* Required task *
Copy out every line in the entries below that includes "Axis".

[Dataset excerpt]
↓

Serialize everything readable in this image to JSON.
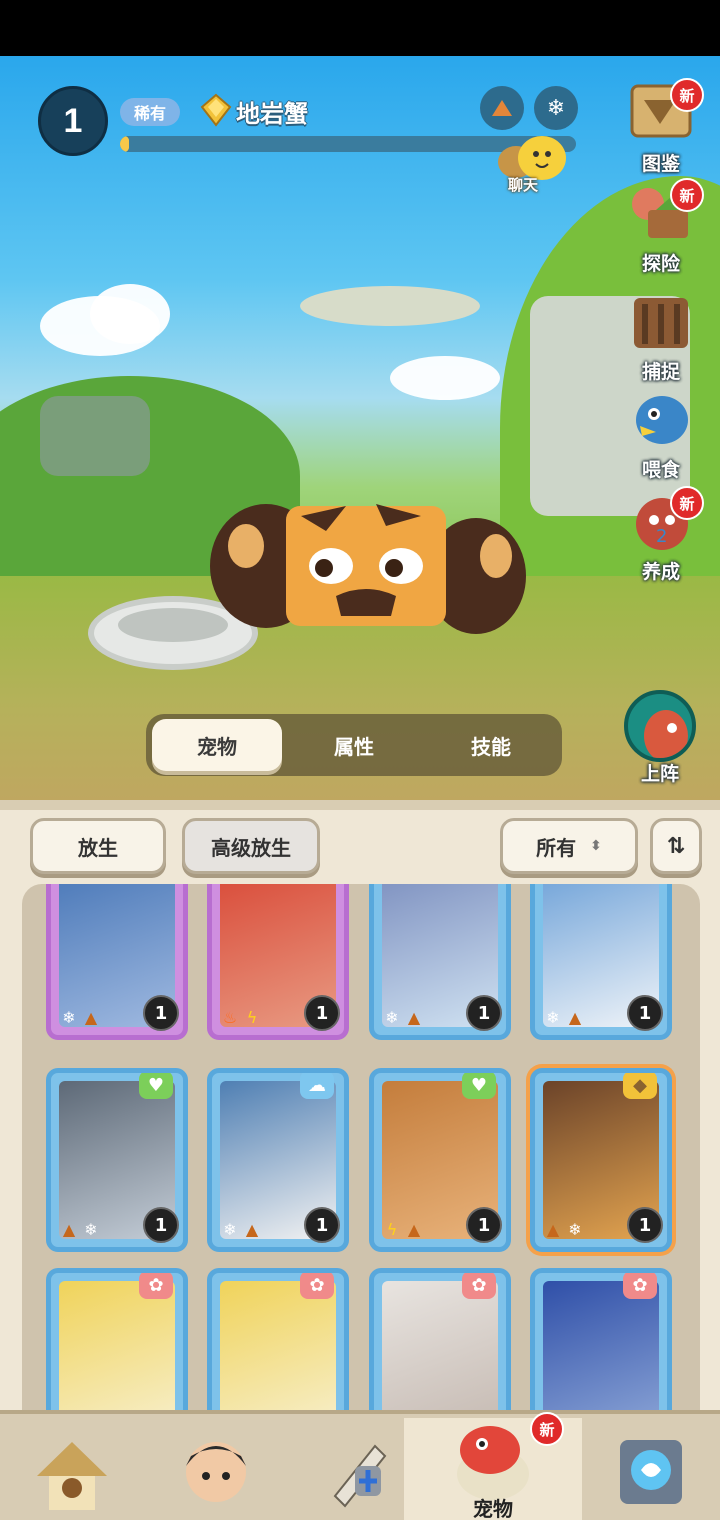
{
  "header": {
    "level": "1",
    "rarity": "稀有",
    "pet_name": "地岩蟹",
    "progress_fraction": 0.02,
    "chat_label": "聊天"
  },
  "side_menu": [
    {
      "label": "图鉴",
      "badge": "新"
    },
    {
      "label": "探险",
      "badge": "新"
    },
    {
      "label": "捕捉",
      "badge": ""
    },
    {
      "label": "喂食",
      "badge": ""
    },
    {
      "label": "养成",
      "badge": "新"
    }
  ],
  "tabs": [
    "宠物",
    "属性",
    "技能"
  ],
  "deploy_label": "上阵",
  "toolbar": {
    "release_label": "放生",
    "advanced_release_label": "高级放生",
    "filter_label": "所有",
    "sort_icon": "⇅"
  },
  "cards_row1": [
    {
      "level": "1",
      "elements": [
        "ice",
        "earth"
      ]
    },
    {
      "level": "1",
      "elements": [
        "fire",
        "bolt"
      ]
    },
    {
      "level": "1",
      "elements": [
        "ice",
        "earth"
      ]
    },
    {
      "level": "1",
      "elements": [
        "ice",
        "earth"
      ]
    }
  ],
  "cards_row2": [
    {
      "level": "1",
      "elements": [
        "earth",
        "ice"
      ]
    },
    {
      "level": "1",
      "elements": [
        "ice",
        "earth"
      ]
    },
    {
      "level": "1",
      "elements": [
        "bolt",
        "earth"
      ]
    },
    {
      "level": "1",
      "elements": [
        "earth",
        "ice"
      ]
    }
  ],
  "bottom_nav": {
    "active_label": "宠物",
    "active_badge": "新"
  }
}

↑
↓

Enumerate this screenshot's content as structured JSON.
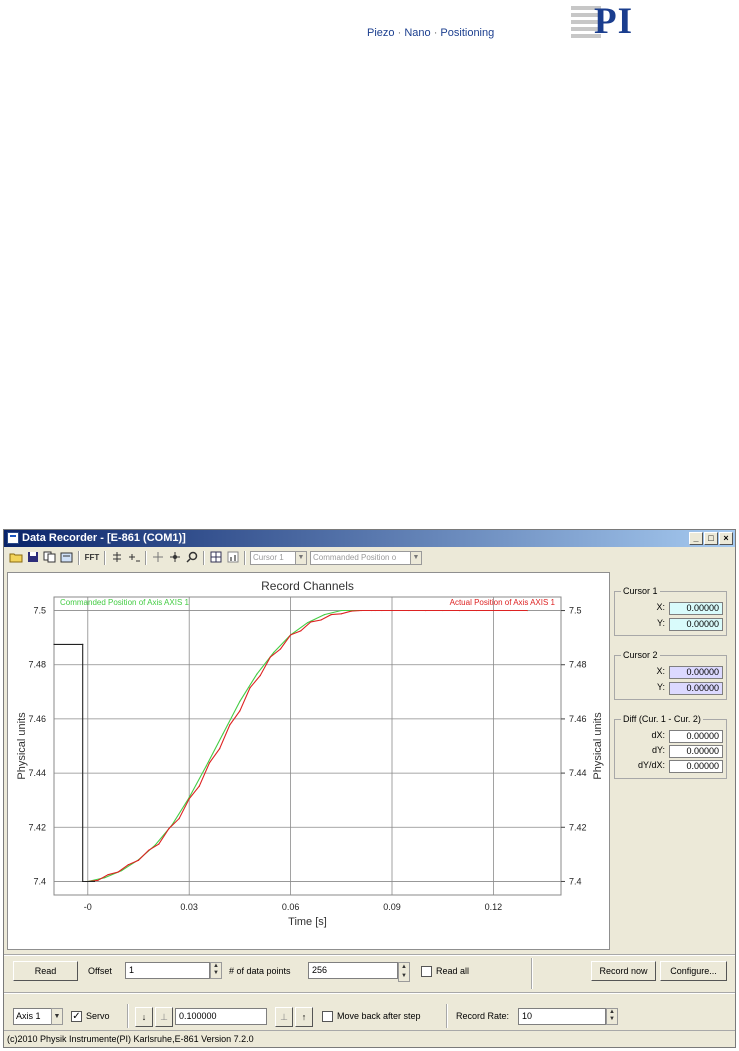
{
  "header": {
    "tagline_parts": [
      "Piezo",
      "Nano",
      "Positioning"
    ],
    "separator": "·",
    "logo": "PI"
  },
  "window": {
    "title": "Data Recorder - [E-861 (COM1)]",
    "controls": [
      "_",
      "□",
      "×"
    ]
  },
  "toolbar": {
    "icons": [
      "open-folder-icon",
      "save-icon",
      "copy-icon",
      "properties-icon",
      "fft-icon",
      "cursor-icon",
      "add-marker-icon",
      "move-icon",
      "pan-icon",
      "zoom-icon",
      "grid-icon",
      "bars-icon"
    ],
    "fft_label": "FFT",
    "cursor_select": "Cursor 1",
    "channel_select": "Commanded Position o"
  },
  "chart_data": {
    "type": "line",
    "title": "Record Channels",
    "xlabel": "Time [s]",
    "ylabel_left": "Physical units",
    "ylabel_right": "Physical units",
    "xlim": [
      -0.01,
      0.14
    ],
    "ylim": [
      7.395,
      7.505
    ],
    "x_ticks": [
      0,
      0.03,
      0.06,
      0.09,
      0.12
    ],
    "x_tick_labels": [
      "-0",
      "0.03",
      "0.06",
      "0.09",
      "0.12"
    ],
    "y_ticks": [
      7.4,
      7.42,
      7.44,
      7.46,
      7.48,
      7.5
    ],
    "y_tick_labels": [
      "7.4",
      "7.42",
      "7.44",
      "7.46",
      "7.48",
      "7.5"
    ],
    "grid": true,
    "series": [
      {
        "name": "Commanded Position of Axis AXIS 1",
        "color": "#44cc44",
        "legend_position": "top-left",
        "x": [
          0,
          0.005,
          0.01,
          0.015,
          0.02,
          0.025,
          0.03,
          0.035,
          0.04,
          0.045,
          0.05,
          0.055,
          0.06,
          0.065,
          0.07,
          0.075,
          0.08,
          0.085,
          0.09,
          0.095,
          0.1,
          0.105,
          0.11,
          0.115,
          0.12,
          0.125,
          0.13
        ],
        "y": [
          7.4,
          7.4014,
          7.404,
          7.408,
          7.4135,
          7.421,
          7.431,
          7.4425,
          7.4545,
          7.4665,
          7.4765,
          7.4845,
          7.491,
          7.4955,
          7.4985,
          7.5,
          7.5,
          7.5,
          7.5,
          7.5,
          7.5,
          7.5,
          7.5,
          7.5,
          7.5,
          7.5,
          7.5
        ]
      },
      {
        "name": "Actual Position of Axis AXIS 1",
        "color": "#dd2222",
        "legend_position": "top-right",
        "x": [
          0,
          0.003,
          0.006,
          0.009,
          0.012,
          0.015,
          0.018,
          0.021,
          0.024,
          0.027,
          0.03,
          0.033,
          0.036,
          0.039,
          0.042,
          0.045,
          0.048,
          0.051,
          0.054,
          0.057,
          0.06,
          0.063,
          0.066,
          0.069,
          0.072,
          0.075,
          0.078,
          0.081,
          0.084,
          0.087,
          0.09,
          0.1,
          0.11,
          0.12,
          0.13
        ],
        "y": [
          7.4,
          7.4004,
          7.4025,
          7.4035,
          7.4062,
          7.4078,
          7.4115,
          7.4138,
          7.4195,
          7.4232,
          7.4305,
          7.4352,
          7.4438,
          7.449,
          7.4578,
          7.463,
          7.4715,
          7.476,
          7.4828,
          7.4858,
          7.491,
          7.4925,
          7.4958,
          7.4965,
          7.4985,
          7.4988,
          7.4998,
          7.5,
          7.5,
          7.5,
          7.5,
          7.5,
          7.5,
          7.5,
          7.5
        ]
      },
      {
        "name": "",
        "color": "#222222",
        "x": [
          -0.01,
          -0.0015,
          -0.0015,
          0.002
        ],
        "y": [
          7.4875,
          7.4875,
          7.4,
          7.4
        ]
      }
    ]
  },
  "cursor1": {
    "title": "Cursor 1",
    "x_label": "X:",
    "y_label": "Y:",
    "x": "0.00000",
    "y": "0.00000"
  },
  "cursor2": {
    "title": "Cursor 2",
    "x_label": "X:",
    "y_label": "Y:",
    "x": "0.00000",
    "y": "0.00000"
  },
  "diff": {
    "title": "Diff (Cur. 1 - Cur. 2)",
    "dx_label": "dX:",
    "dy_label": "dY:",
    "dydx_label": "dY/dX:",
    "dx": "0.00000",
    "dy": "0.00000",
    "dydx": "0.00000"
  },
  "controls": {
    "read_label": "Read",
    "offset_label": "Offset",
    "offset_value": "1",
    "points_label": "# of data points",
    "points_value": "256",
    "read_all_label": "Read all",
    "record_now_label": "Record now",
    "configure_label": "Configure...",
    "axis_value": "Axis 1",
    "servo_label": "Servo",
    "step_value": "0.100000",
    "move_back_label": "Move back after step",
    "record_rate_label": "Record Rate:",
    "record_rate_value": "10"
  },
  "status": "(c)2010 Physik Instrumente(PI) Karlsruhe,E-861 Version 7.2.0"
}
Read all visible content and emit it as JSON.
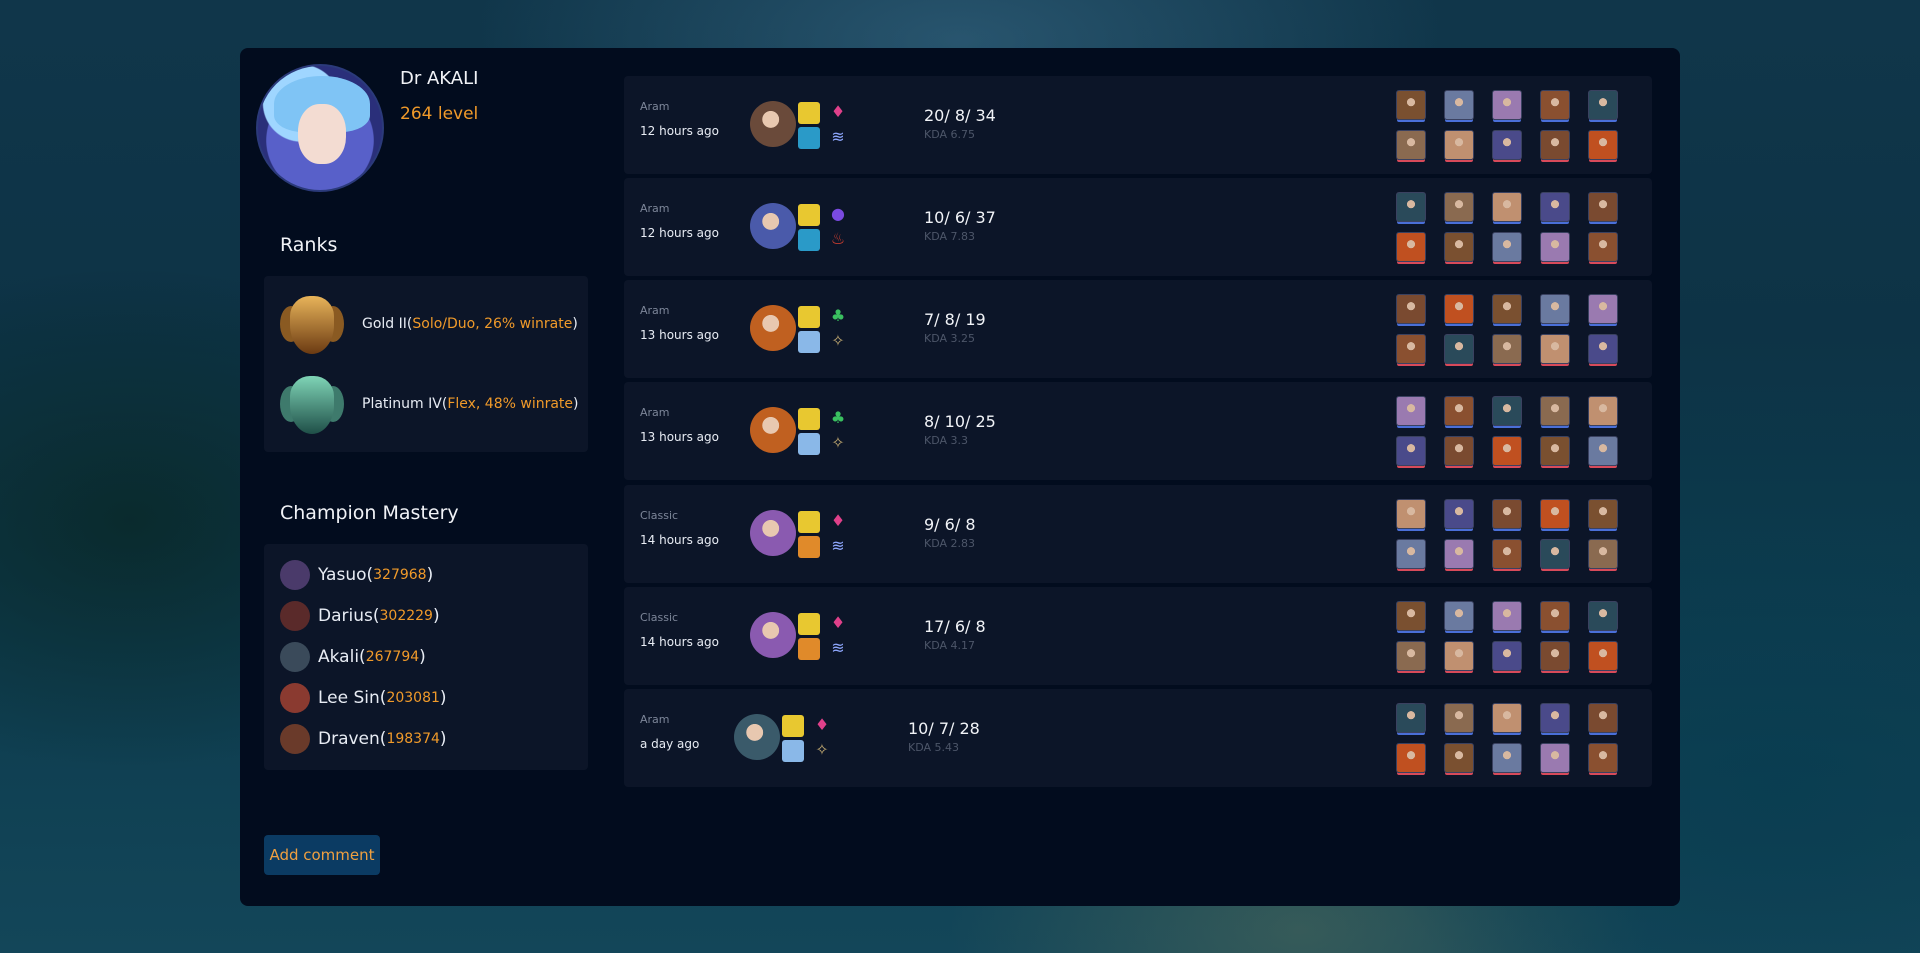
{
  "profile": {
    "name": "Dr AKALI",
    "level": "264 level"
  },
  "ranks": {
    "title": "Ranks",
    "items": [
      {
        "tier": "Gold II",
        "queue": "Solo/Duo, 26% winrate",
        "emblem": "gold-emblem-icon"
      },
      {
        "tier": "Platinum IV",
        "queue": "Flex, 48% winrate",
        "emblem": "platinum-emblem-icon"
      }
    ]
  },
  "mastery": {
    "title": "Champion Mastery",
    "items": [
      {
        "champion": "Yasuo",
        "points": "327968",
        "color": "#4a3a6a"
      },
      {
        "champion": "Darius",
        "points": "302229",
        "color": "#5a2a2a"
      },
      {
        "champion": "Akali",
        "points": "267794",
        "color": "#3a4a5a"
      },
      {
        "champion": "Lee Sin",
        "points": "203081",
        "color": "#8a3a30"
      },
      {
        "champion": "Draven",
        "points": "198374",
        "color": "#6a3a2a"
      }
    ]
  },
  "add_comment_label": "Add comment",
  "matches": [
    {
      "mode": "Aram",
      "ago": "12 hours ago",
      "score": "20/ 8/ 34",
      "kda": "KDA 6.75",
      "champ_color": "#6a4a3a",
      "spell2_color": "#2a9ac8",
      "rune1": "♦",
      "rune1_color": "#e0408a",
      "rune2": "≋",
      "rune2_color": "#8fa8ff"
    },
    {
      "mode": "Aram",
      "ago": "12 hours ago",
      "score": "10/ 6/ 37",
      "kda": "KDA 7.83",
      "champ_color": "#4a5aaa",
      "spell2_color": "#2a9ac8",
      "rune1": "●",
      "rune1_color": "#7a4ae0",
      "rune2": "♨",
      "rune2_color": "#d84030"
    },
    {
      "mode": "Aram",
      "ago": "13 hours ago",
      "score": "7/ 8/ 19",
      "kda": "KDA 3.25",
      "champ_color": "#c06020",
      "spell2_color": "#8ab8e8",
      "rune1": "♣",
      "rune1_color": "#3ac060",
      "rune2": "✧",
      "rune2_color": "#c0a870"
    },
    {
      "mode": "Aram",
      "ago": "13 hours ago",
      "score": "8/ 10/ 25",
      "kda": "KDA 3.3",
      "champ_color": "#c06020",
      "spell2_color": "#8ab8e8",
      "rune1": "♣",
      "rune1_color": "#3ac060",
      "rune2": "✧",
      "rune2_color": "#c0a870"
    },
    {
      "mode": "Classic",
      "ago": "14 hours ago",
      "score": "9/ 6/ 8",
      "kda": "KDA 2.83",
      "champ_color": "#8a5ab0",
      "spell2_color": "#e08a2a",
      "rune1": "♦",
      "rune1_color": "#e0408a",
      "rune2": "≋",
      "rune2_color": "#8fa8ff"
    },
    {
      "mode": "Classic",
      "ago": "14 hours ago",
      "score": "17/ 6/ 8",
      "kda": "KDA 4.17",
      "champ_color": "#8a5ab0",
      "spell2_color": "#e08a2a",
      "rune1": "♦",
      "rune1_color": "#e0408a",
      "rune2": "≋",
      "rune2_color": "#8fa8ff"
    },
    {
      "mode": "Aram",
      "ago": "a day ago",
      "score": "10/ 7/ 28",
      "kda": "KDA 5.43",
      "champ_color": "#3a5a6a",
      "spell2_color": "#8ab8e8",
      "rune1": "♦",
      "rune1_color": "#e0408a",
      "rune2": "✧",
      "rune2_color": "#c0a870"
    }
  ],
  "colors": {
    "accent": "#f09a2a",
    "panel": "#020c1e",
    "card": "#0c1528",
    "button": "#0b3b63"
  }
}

↑

* Result *
        "name": "Commanded Position of Axis AXIS 1",
        "name": "Actual Position of Axis AXIS 1",
    "axis_value": "Axis 1",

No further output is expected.